**Written request**
Within the listing below, locate all lines containing the word "конкурса". Copy each one.

(Collection entries)
====

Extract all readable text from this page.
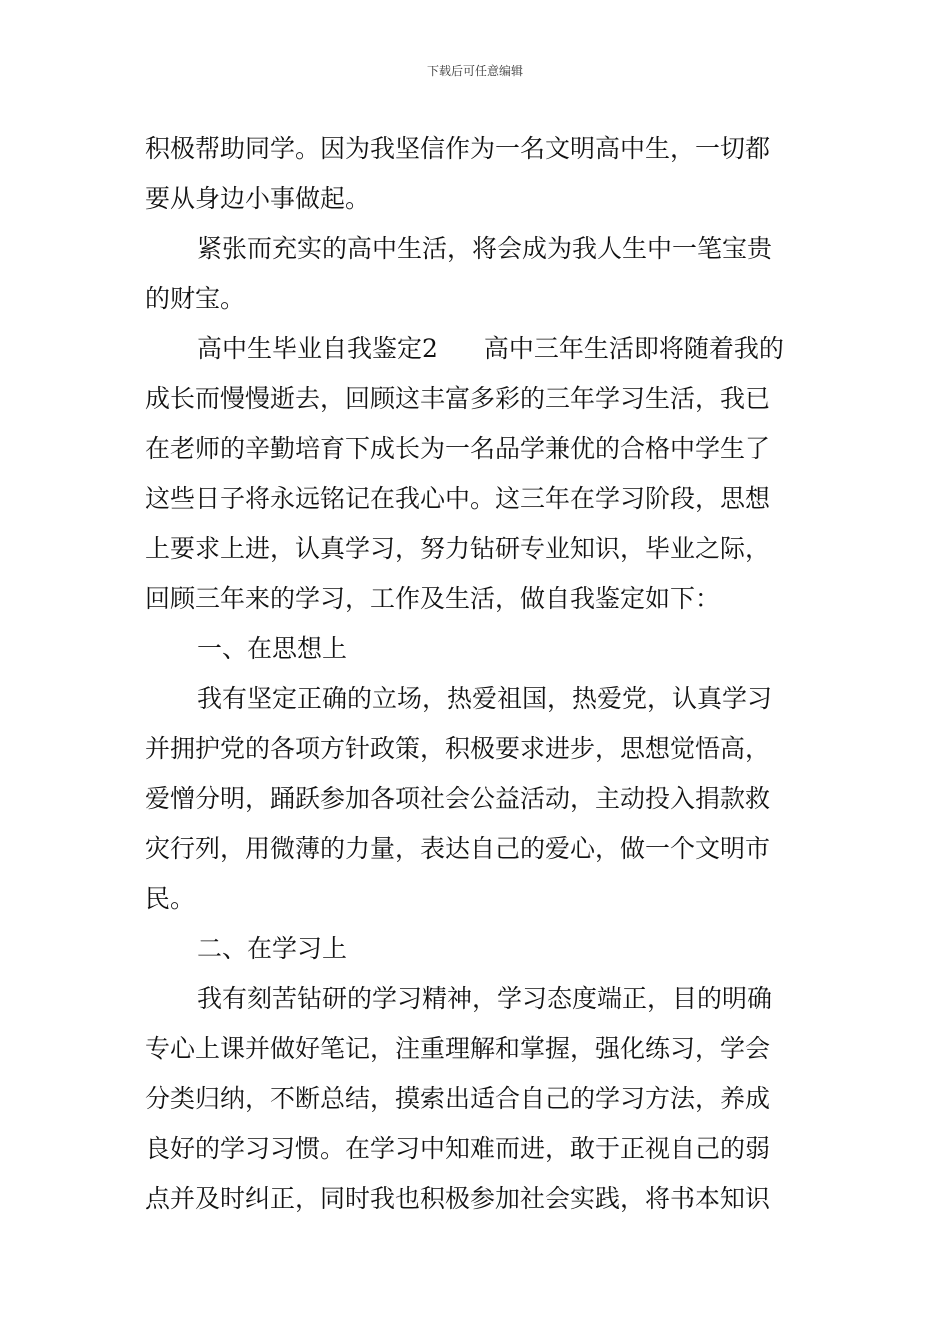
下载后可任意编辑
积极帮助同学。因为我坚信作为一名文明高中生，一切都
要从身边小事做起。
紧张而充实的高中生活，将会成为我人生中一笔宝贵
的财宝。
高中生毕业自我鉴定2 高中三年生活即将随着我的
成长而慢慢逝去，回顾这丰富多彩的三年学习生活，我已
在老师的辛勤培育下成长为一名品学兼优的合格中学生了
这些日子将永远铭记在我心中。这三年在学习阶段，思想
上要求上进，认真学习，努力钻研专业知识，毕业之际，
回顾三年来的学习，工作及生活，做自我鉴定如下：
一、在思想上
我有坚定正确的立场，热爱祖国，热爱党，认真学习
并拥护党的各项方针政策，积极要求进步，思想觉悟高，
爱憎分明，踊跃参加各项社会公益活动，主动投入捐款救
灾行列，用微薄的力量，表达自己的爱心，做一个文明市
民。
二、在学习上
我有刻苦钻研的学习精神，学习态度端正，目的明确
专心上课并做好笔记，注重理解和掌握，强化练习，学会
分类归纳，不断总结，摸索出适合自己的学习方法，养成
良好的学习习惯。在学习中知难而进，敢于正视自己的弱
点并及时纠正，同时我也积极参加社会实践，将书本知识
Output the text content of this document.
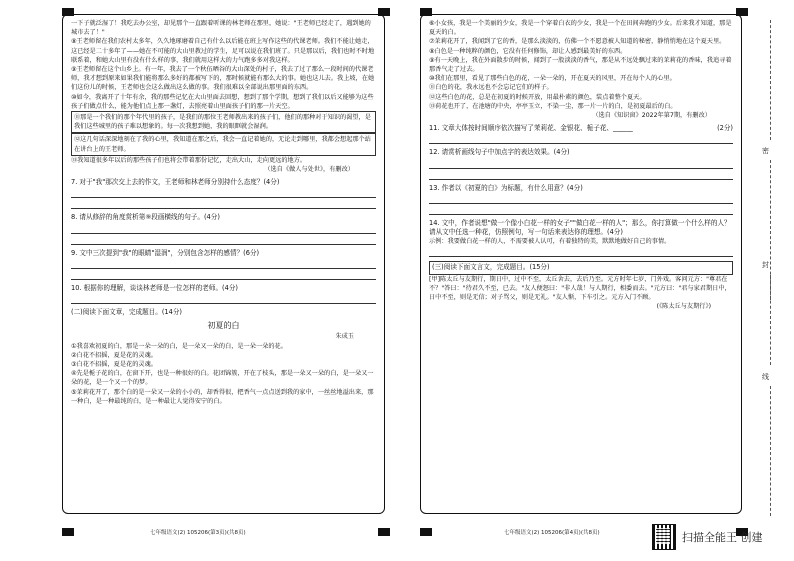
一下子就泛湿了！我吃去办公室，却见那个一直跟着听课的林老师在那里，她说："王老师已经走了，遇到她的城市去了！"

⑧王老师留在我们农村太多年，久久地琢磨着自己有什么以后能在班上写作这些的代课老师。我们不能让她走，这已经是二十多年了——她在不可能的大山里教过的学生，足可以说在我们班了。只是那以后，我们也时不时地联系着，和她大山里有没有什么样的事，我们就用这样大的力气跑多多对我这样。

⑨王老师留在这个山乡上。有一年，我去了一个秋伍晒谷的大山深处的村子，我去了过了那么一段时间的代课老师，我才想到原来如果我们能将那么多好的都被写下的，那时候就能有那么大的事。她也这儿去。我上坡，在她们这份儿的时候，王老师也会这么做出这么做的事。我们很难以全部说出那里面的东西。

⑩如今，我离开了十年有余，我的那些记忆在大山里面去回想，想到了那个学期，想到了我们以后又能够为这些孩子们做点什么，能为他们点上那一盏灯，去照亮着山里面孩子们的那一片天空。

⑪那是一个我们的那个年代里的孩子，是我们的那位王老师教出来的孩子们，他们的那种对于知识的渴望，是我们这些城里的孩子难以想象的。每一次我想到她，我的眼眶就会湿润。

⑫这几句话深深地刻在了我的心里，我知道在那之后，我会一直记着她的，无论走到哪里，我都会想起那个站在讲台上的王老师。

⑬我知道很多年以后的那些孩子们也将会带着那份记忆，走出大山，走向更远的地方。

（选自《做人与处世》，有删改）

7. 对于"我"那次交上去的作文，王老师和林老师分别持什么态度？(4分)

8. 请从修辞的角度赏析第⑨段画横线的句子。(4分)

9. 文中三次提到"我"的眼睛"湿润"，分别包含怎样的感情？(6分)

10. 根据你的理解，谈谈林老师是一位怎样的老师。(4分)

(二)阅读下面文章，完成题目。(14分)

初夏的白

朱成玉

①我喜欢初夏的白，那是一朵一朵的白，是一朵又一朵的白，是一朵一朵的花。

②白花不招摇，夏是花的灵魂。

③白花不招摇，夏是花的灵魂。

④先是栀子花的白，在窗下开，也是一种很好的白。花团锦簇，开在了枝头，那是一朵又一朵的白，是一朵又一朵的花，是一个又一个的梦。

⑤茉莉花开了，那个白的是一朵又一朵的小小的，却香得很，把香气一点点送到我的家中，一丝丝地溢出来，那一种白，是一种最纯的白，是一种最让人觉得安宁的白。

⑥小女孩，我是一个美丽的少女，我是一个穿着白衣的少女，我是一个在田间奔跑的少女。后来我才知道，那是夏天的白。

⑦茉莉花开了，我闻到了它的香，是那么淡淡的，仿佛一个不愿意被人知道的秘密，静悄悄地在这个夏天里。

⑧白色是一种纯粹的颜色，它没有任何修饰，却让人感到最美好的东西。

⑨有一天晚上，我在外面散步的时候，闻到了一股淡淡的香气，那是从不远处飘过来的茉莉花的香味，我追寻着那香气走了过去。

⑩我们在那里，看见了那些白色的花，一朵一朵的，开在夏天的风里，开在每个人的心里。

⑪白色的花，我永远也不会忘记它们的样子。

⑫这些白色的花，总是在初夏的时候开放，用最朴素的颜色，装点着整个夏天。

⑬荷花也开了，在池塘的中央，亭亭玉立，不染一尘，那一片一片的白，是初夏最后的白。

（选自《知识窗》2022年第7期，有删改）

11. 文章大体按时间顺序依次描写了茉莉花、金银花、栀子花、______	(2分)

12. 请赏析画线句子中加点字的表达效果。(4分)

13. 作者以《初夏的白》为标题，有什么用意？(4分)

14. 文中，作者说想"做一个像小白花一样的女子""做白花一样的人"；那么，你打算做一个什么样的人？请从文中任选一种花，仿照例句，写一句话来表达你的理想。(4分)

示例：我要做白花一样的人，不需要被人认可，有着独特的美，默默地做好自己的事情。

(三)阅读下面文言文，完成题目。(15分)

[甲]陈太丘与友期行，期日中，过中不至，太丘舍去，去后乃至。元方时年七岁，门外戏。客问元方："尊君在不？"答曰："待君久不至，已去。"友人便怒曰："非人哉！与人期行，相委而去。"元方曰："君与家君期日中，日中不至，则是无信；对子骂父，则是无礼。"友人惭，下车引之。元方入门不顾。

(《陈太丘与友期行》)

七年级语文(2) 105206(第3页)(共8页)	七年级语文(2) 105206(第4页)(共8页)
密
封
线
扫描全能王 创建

====

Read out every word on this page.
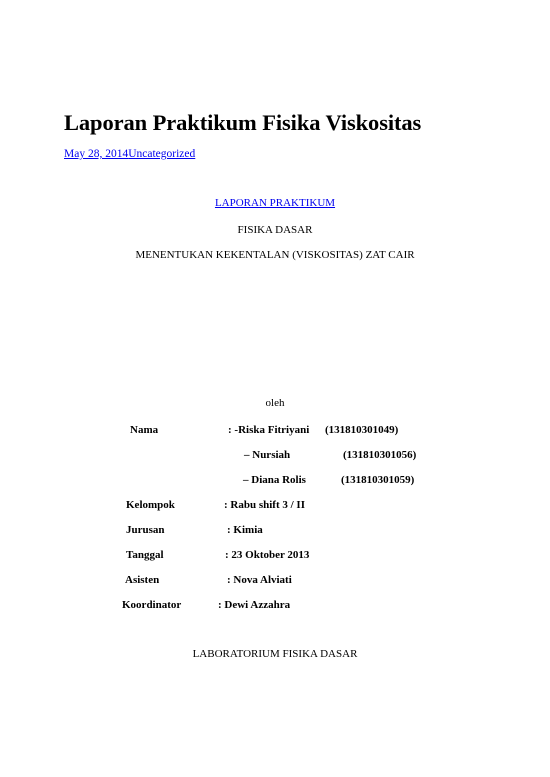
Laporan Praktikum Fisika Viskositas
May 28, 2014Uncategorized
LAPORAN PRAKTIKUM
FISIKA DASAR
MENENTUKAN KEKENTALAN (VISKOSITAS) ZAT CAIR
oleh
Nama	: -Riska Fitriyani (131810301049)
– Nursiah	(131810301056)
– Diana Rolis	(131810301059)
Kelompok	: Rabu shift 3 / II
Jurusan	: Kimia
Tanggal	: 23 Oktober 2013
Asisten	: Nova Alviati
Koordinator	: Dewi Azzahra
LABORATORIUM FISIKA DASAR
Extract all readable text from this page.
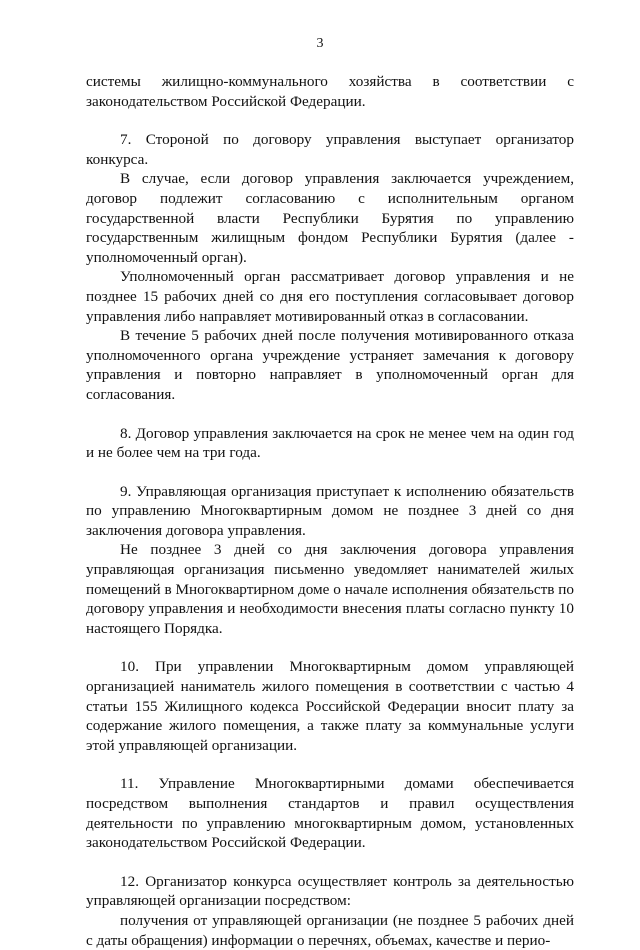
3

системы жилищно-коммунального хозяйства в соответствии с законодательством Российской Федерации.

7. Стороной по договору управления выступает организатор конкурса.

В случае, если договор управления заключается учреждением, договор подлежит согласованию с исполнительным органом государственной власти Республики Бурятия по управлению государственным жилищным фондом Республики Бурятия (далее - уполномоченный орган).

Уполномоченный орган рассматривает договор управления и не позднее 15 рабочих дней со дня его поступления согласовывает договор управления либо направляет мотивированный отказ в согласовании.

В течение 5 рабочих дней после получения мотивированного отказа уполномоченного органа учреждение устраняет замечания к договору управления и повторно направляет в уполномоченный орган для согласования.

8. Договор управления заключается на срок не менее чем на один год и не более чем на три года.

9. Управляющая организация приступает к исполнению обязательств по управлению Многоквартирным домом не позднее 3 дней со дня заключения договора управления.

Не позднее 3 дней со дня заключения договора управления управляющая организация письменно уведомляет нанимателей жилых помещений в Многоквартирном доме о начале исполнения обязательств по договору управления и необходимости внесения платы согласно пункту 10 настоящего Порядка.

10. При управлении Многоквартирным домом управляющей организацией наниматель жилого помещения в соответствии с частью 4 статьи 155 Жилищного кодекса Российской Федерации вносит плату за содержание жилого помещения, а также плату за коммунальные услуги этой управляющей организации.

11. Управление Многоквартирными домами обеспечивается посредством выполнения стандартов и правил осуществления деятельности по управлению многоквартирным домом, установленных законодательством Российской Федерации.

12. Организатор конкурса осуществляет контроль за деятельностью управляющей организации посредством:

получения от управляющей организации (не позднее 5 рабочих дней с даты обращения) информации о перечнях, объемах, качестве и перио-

====

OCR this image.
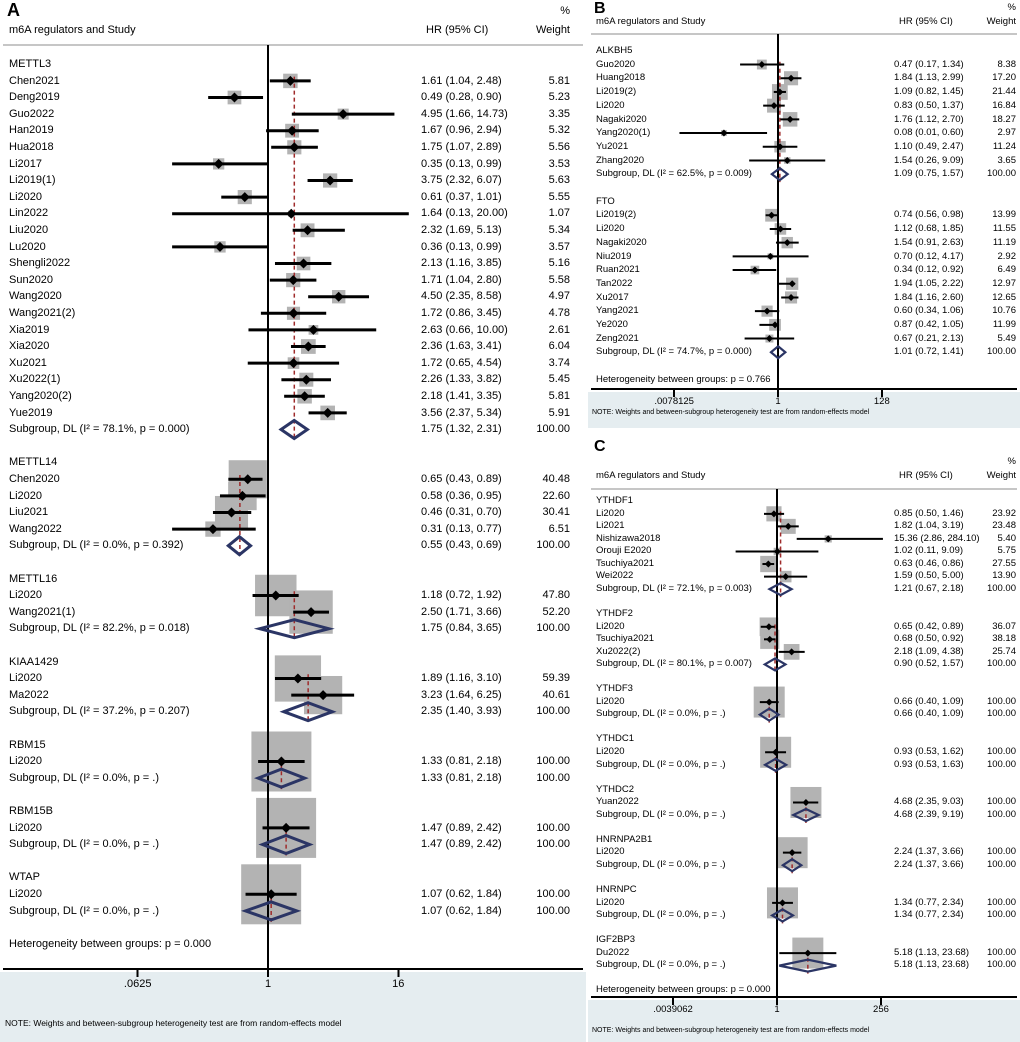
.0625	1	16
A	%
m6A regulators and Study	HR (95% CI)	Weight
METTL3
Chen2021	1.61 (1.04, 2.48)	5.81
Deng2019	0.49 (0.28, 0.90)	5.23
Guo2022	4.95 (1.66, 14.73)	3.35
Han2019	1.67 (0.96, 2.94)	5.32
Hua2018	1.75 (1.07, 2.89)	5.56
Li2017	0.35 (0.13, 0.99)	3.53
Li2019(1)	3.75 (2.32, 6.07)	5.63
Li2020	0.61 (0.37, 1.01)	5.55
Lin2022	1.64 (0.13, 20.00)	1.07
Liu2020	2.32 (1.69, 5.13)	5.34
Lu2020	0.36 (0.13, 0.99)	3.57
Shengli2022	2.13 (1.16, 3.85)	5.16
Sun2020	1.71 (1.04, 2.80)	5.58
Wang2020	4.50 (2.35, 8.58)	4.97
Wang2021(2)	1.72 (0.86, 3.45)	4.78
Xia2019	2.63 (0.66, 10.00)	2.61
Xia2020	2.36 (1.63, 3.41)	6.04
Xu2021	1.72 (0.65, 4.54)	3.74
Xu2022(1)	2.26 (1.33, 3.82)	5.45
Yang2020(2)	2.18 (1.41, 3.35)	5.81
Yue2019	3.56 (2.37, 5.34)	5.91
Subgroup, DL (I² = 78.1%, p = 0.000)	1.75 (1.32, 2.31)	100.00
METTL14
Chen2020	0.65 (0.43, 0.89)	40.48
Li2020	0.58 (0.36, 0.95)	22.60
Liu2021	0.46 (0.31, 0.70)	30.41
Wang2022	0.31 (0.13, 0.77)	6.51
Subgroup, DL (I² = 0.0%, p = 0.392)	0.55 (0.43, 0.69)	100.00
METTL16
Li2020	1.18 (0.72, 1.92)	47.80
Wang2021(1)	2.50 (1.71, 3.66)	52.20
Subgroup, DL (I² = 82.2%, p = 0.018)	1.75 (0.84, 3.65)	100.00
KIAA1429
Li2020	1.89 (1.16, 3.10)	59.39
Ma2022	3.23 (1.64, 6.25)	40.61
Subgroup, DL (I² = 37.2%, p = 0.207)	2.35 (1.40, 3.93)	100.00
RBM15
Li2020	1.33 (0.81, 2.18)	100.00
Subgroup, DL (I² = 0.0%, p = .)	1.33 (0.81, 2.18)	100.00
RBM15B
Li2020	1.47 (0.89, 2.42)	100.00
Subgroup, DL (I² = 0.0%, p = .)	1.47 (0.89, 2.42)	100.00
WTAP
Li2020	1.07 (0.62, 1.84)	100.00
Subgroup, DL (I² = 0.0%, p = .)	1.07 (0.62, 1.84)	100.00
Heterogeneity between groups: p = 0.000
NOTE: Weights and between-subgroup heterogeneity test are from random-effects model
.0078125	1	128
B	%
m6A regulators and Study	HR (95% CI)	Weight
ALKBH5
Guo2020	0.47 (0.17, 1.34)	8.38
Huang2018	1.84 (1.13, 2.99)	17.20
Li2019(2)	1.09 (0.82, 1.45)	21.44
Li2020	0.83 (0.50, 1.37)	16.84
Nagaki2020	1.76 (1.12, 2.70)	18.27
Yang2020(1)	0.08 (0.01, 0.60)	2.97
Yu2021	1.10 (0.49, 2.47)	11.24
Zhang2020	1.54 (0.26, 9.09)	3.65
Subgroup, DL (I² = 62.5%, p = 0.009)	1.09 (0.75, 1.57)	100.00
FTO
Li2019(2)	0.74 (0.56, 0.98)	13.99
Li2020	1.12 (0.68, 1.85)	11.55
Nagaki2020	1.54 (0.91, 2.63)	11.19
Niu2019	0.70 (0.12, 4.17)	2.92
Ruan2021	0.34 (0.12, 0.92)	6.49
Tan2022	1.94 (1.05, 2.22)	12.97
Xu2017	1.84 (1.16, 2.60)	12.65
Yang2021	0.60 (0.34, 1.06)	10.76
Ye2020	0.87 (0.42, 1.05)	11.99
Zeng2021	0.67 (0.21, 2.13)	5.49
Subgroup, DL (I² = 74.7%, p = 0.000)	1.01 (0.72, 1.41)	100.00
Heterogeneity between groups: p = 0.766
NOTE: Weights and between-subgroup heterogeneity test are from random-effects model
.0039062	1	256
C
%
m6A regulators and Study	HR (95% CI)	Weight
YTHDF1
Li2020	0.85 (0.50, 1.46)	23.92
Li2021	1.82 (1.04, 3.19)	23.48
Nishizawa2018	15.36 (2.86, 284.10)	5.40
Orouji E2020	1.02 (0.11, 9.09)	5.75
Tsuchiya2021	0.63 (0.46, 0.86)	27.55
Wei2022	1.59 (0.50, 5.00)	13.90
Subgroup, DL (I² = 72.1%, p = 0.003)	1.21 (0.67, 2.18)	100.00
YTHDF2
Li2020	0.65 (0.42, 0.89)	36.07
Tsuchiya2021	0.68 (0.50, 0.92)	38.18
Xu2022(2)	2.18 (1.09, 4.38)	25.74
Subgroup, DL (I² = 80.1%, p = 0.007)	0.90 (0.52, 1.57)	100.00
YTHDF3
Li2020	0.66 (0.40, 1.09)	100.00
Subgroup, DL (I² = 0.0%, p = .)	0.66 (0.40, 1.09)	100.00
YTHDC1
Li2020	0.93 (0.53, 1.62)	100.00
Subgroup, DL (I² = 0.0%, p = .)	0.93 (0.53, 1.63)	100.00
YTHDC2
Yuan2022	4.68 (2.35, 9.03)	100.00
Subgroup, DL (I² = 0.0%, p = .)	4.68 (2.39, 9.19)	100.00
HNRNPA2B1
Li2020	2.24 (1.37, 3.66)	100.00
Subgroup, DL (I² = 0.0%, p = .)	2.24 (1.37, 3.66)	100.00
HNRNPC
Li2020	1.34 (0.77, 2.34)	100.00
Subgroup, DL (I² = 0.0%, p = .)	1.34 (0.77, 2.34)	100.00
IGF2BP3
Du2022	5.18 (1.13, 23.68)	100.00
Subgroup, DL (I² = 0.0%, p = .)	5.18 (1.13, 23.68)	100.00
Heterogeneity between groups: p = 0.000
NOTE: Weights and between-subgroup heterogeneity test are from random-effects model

====

**Task solution**
7. Стороной по договору управления выступает организатор конкурса.
12. Организатор конкурса осуществляет контроль за деятельностью управляющей организации посредством:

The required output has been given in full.